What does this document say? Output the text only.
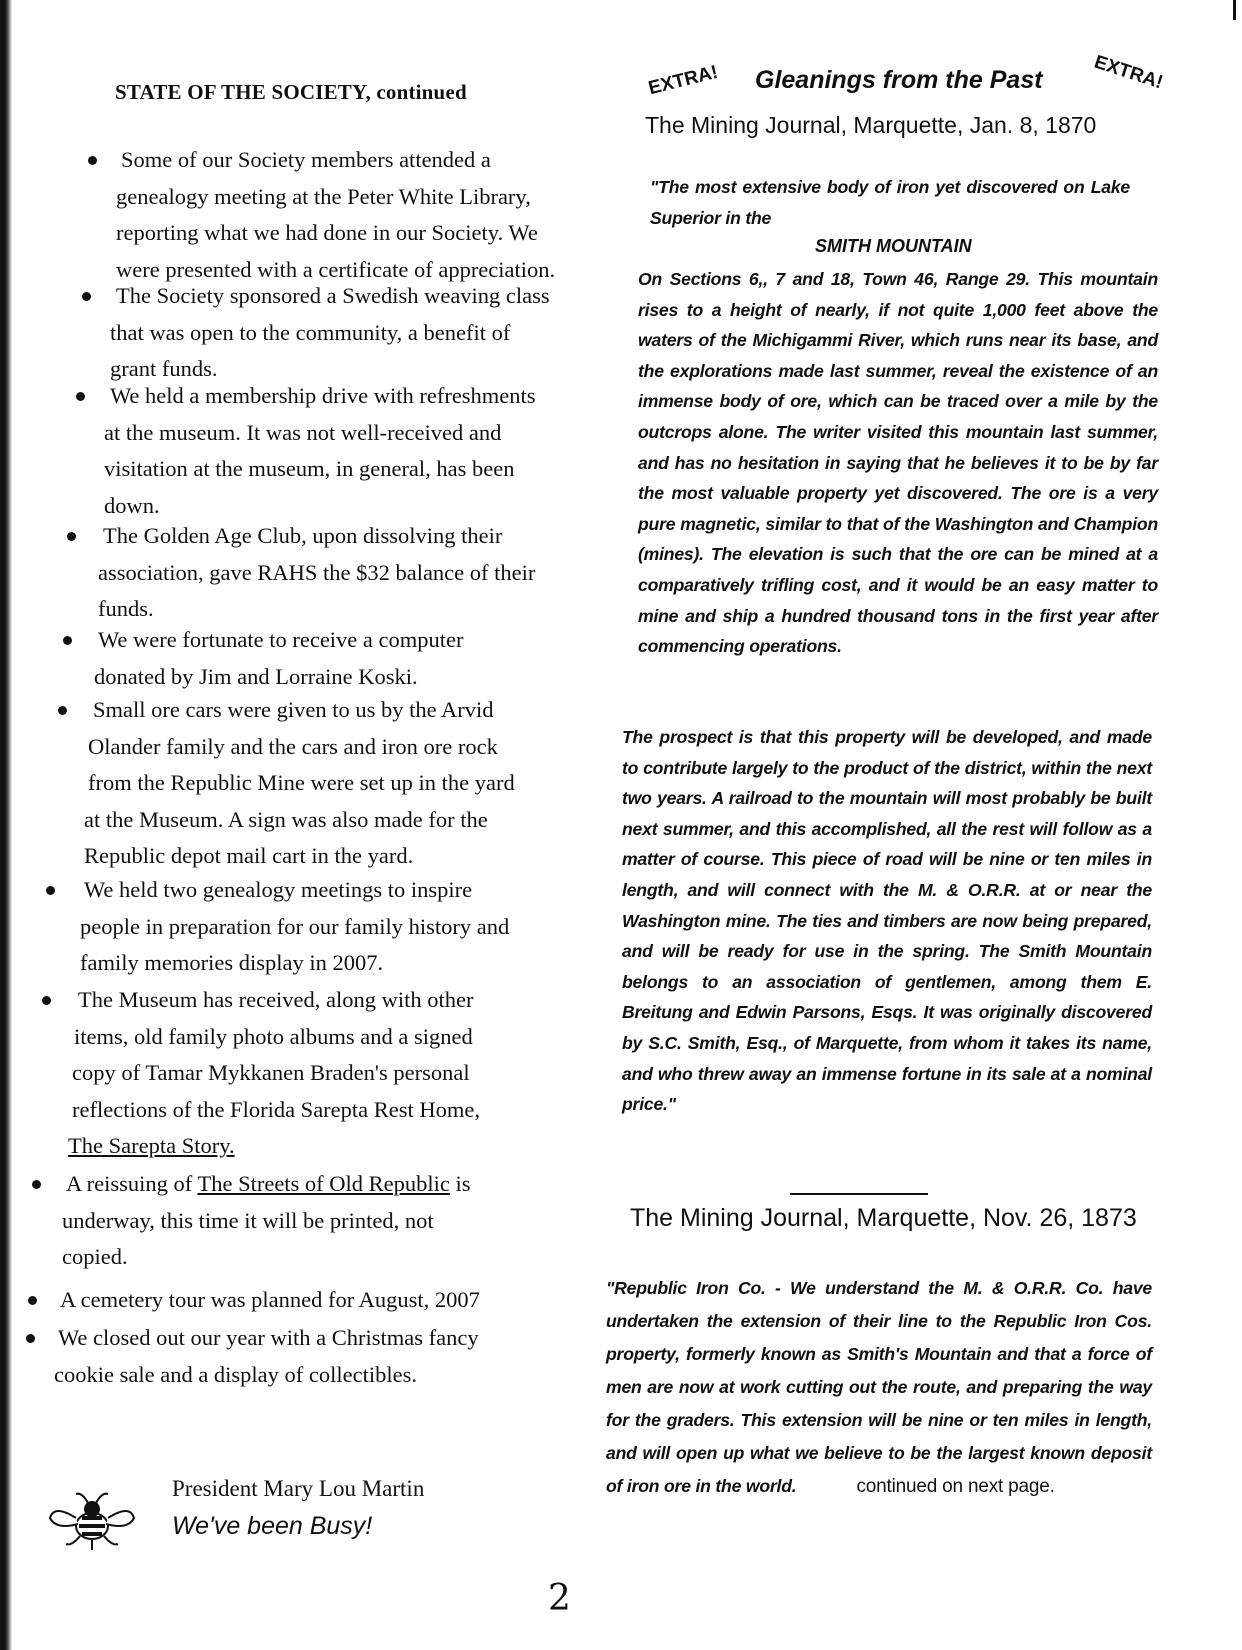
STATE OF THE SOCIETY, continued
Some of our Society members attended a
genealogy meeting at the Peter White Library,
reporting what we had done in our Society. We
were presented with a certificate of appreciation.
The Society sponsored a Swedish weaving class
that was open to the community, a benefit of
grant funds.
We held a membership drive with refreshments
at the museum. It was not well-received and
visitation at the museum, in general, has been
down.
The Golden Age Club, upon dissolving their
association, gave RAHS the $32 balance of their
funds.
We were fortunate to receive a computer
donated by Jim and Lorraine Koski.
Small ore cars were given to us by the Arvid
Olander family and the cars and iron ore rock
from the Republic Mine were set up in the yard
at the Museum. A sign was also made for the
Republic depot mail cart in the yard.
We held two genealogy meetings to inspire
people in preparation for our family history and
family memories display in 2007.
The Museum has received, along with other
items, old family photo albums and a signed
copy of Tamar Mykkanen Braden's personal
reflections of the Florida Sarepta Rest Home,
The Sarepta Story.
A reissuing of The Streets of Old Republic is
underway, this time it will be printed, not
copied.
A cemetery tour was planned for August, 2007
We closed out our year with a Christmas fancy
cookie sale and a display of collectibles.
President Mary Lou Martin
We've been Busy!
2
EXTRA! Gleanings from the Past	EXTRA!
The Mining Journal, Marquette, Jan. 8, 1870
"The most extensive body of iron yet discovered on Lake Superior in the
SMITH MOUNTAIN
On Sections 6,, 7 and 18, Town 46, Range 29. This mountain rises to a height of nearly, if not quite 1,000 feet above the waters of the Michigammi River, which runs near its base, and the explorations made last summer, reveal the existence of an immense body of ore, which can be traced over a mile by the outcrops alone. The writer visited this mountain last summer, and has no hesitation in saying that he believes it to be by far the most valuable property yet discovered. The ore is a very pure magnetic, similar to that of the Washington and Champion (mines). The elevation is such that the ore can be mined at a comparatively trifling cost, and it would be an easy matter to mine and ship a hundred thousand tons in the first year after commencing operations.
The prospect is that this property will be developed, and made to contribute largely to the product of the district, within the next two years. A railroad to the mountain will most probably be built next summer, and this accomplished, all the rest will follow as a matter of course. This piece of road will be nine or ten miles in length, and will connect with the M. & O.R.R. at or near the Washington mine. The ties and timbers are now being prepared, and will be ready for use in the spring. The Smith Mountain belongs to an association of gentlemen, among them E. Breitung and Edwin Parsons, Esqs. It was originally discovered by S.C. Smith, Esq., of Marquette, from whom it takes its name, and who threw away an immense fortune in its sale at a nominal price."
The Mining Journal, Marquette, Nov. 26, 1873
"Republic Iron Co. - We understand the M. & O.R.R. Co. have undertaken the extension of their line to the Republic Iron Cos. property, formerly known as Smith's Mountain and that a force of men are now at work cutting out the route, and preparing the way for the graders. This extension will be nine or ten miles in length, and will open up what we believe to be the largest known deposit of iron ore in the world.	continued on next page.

* * * * * * * * *

# TASK DESCRIPTION
Copy every record above exactly, leaving out any pictures.

# TASK ANSWER
What does this document say? Output the text only.
STATE OF THE SOCIETY, continued
Some of our Society members attended a
genealogy meeting at the Peter White Library,
reporting what we had done in our Society. We
were presented with a certificate of appreciation.
The Society sponsored a Swedish weaving class
that was open to the community, a benefit of
grant funds.
We held a membership drive with refreshments
at the museum. It was not well-received and
visitation at the museum, in general, has been
down.
The Golden Age Club, upon dissolving their
association, gave RAHS the $32 balance of their
funds.
We were fortunate to receive a computer
donated by Jim and Lorraine Koski.
Small ore cars were given to us by the Arvid
Olander family and the cars and iron ore rock
from the Republic Mine were set up in the yard
at the Museum. A sign was also made for the
Republic depot mail cart in the yard.
We held two genealogy meetings to inspire
people in preparation for our family history and
family memories display in 2007.
The Museum has received, along with other
items, old family photo albums and a signed
copy of Tamar Mykkanen Braden's personal
reflections of the Florida Sarepta Rest Home,
The Sarepta Story.
A reissuing of The Streets of Old Republic is
underway, this time it will be printed, not
copied.
A cemetery tour was planned for August, 2007
We closed out our year with a Christmas fancy
cookie sale and a display of collectibles.
President Mary Lou Martin
We've been Busy!
2
EXTRA! Gleanings from the Past	EXTRA!
The Mining Journal, Marquette, Jan. 8, 1870
"The most extensive body of iron yet discovered on Lake Superior in the
SMITH MOUNTAIN
On Sections 6,, 7 and 18, Town 46, Range 29. This mountain rises to a height of nearly, if not quite 1,000 feet above the waters of the Michigammi River, which runs near its base, and the explorations made last summer, reveal the existence of an immense body of ore, which can be traced over a mile by the outcrops alone. The writer visited this mountain last summer, and has no hesitation in saying that he believes it to be by far the most valuable property yet discovered. The ore is a very pure magnetic, similar to that of the Washington and Champion (mines). The elevation is such that the ore can be mined at a comparatively trifling cost, and it would be an easy matter to mine and ship a hundred thousand tons in the first year after commencing operations.
The prospect is that this property will be developed, and made to contribute largely to the product of the district, within the next two years. A railroad to the mountain will most probably be built next summer, and this accomplished, all the rest will follow as a matter of course. This piece of road will be nine or ten miles in length, and will connect with the M. & O.R.R. at or near the Washington mine. The ties and timbers are now being prepared, and will be ready for use in the spring. The Smith Mountain belongs to an association of gentlemen, among them E. Breitung and Edwin Parsons, Esqs. It was originally discovered by S.C. Smith, Esq., of Marquette, from whom it takes its name, and who threw away an immense fortune in its sale at a nominal price."
The Mining Journal, Marquette, Nov. 26, 1873
"Republic Iron Co. - We understand the M. & O.R.R. Co. have undertaken the extension of their line to the Republic Iron Cos. property, formerly known as Smith's Mountain and that a force of men are now at work cutting out the route, and preparing the way for the graders. This extension will be nine or ten miles in length, and will open up what we believe to be the largest known deposit of iron ore in the world.	continued on next page.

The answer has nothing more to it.